Records from a collection
_ _ _ _

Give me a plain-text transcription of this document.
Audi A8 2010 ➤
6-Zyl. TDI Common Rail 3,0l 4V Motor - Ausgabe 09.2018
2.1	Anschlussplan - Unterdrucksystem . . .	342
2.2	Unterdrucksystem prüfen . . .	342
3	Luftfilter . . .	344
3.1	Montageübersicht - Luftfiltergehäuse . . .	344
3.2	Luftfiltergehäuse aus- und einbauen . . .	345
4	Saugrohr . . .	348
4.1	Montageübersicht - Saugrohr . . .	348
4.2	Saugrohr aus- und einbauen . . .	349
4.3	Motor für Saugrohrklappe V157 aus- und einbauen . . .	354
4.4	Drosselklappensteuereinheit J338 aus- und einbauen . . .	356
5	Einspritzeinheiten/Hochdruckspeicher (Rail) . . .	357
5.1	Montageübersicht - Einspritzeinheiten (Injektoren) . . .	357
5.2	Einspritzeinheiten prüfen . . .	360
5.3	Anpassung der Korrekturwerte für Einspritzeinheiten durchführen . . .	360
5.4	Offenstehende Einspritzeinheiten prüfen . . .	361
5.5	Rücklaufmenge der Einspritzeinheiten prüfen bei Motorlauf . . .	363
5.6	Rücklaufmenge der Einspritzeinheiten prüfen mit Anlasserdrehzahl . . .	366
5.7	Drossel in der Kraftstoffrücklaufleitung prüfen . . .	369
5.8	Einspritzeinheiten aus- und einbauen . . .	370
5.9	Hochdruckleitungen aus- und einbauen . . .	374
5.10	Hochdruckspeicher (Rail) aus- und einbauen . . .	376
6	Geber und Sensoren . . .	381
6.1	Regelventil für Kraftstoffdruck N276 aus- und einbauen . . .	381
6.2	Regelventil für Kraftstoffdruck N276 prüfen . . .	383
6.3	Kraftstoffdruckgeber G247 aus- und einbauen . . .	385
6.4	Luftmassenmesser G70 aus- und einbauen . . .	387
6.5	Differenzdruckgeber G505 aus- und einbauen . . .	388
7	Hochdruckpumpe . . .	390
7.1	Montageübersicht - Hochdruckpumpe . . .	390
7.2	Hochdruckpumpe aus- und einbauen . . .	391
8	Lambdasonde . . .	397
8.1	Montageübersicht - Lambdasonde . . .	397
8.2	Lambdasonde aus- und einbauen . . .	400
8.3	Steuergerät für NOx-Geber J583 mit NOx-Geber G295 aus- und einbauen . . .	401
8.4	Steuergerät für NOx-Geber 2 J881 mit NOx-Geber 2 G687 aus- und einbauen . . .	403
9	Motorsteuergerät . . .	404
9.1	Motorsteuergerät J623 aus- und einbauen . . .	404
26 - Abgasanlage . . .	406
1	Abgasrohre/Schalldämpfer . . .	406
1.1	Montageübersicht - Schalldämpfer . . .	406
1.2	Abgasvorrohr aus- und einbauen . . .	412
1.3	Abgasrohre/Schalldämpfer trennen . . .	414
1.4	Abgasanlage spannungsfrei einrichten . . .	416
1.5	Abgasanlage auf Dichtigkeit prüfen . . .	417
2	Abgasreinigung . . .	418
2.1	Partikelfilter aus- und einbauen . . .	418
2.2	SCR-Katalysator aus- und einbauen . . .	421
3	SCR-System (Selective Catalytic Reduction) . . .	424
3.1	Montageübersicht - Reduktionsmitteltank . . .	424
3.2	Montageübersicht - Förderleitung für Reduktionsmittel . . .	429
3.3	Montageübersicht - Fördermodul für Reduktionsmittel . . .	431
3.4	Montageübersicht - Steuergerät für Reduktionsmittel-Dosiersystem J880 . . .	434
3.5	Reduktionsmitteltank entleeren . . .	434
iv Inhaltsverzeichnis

_ _ _ _

**Job**. Gather, from the listing above, every line carrying the word "Montageübersicht".

**Result of this task**.
3.1	Montageübersicht - Luftfiltergehäuse . . .	344
4.1	Montageübersicht - Saugrohr . . .	348
5.1	Montageübersicht - Einspritzeinheiten (Injektoren) . . .	357
7.1	Montageübersicht - Hochdruckpumpe . . .	390
8.1	Montageübersicht - Lambdasonde . . .	397
1.1	Montageübersicht - Schalldämpfer . . .	406
3.1	Montageübersicht - Reduktionsmitteltank . . .	424
3.2	Montageübersicht - Förderleitung für Reduktionsmittel . . .	429
3.3	Montageübersicht - Fördermodul für Reduktionsmittel . . .	431
3.4	Montageübersicht - Steuergerät für Reduktionsmittel-Dosiersystem J880 . . .	434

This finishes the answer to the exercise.